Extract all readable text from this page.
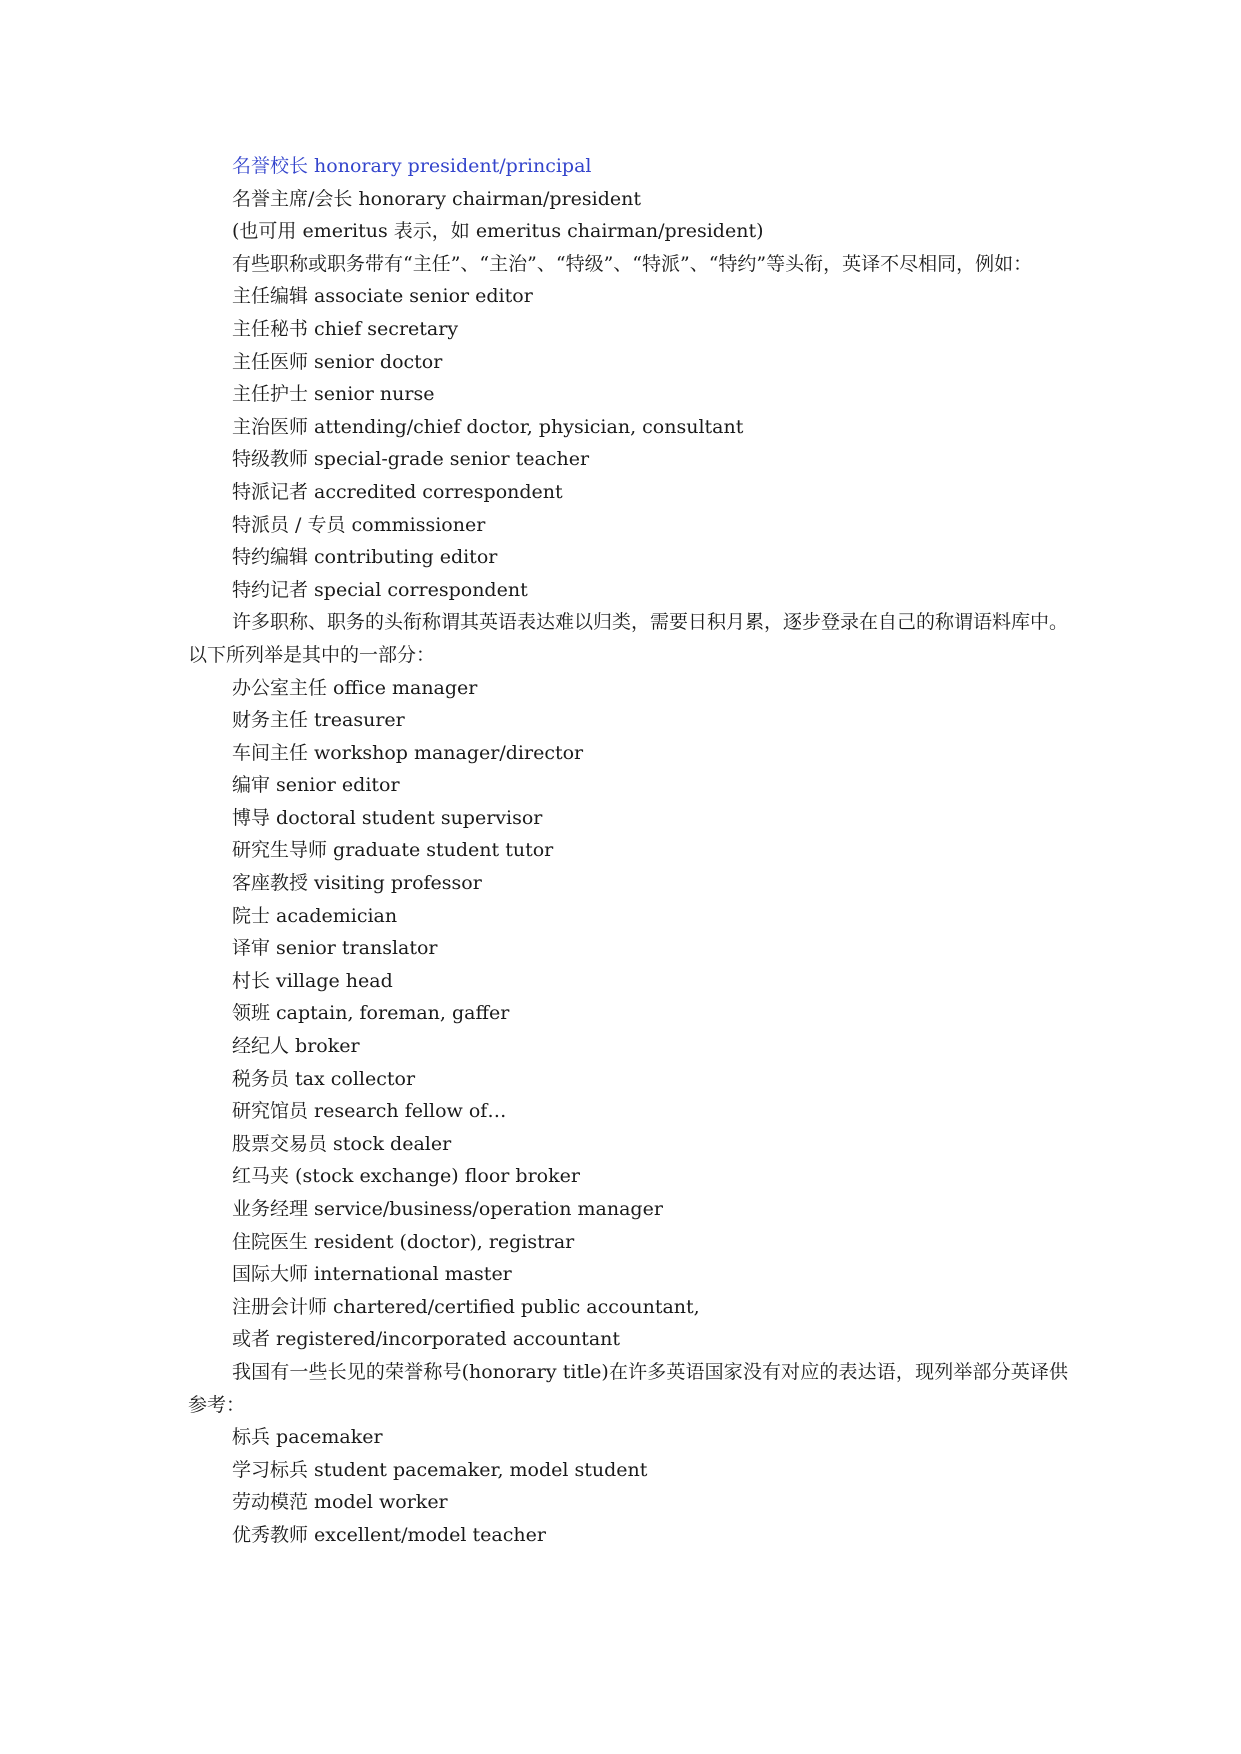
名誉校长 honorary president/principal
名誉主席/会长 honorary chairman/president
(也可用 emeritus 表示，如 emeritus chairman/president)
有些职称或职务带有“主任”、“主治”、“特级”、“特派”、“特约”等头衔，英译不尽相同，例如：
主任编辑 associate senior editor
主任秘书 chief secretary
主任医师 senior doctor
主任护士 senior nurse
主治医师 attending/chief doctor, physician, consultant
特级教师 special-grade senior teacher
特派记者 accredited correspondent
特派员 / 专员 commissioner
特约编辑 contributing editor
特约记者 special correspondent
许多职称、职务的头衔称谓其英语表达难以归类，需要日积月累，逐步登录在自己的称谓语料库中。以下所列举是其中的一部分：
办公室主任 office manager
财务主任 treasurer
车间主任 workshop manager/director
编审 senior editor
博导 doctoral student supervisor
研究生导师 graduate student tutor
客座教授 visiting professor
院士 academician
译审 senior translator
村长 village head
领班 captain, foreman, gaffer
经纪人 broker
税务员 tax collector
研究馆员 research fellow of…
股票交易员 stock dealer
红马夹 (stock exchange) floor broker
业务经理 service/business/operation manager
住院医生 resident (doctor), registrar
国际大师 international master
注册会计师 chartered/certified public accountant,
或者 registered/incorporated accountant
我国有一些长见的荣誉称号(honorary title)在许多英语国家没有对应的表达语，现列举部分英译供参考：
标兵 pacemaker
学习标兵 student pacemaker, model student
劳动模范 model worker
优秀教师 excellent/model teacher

____________________

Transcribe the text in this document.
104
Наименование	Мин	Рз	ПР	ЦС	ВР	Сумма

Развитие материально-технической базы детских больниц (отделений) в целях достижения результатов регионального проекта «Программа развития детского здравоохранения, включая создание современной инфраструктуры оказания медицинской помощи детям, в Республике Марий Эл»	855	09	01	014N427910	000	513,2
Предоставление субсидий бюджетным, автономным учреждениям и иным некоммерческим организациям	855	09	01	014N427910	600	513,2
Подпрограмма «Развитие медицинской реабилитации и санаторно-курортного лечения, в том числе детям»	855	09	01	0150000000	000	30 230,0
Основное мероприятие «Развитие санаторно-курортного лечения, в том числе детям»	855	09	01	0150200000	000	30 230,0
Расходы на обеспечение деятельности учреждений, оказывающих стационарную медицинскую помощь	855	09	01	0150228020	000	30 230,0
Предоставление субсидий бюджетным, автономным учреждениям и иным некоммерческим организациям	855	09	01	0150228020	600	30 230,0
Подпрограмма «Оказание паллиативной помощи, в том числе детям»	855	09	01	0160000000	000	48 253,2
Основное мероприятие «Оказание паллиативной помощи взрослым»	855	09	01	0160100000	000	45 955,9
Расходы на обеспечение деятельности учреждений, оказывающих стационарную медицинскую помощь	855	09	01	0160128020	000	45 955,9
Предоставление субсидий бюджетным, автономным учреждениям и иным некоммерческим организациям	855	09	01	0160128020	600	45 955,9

____________________

Take every line from the data that contains the word "стационарную".

Task response:
Расходы на обеспечение деятельности учреждений, оказывающих стационарную медицинскую помощь	855	09	01	0150228020	000	30 230,0
Расходы на обеспечение деятельности учреждений, оказывающих стационарную медицинскую помощь	855	09	01	0160128020	000	45 955,9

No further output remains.